* STATED EXERCISE *
Search the data for the string "labels" and extract every line where it appears.

* DATA EXTRACT *

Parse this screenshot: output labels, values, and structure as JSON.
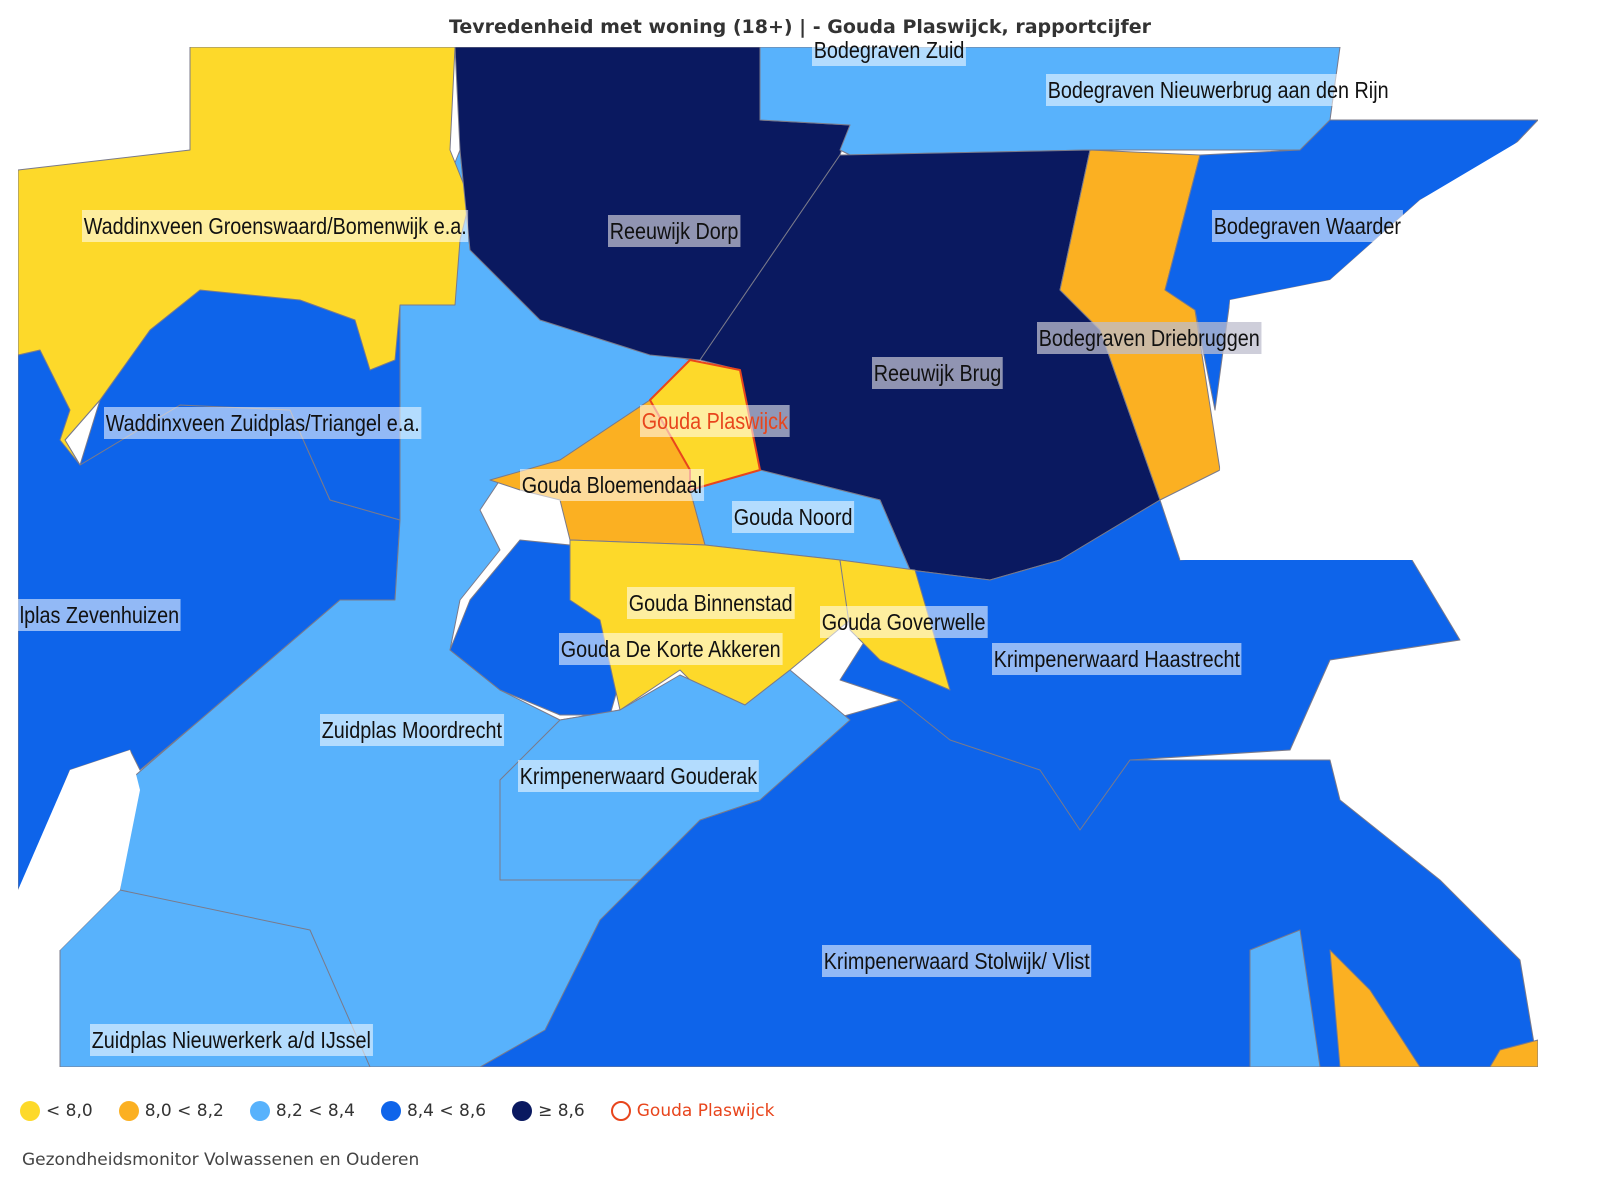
{
  "title": "Tevredenheid met woning (18+) | - Gouda Plaswijck, rapportcijfer",
  "colors": {
    "lt80": "#fdd92a",
    "r80_82": "#fbb022",
    "r82_84": "#58b2fc",
    "r84_86": "#0e64ea",
    "ge86": "#0a1960",
    "selected": "#e8451c"
  },
  "labels": {
    "bodegraven_zuid": "Bodegraven Zuid",
    "bodegraven_nieuwerbrug": "Bodegraven Nieuwerbrug aan den Rijn",
    "waddinxveen_groenswaard": "Waddinxveen Groenswaard/Bomenwijk e.a.",
    "reeuwijk_dorp": "Reeuwijk Dorp",
    "bodegraven_waarder": "Bodegraven Waarder",
    "bodegraven_driebruggen": "Bodegraven Driebruggen",
    "reeuwijk_brug": "Reeuwijk Brug",
    "waddinxveen_zuidplas": "Waddinxveen Zuidplas/Triangel e.a.",
    "gouda_plaswijck": "Gouda Plaswijck",
    "gouda_bloemendaal": "Gouda Bloemendaal",
    "gouda_noord": "Gouda Noord",
    "zuidplas_zevenhuizen": "lplas Zevenhuizen",
    "gouda_binnenstad": "Gouda Binnenstad",
    "gouda_goverwelle": "Gouda Goverwelle",
    "gouda_korte_akkeren": "Gouda De Korte Akkeren",
    "krimpenerwaard_haastrecht": "Krimpenerwaard Haastrecht",
    "zuidplas_moordrecht": "Zuidplas Moordrecht",
    "krimpenerwaard_gouderak": "Krimpenerwaard Gouderak",
    "krimpenerwaard_stolwijk": "Krimpenerwaard Stolwijk/ Vlist",
    "zuidplas_nieuwerkerk": "Zuidplas Nieuwerkerk a/d IJssel"
  },
  "legend": [
    {
      "label": "< 8,0",
      "color": "#fdd92a"
    },
    {
      "label": "8,0 < 8,2",
      "color": "#fbb022"
    },
    {
      "label": "8,2 < 8,4",
      "color": "#58b2fc"
    },
    {
      "label": "8,4 < 8,6",
      "color": "#0e64ea"
    },
    {
      "label": "≥ 8,6",
      "color": "#0a1960"
    },
    {
      "label": "Gouda Plaswijck",
      "color": "#e8451c"
    }
  ],
  "source": "Gezondheidsmonitor Volwassenen en Ouderen"
}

* FINAL RESULT *
Parse this screenshot: output labels, values, and structure as JSON.
  "labels": {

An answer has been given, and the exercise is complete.